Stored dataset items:
□ □ □

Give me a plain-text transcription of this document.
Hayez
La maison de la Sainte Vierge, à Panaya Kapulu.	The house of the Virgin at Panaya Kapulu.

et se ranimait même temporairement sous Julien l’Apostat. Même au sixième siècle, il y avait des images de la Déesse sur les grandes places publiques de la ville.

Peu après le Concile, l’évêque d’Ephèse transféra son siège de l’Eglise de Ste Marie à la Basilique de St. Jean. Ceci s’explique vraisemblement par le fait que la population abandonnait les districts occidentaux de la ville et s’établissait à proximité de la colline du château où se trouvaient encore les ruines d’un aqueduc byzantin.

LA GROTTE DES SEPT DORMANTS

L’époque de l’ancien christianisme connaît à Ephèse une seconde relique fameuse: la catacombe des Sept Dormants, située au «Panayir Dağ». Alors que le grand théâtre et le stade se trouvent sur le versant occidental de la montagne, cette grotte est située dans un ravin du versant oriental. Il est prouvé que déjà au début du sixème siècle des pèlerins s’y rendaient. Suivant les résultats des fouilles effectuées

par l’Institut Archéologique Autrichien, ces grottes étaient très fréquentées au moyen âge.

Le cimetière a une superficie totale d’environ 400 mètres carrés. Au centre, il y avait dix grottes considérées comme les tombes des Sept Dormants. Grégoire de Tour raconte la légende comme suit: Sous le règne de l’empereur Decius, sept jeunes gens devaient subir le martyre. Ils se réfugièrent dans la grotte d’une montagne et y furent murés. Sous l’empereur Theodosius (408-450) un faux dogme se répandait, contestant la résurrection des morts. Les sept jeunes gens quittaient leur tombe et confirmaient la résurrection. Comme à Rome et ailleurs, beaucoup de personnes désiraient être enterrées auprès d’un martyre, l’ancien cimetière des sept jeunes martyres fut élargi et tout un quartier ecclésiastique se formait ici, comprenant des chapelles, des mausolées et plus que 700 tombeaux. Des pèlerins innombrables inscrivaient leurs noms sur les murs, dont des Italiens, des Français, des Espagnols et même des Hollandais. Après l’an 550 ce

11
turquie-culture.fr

□ □ □

Check each line of the data above for the word "Ephèse", then state how many lines have it. Give the number alone.

2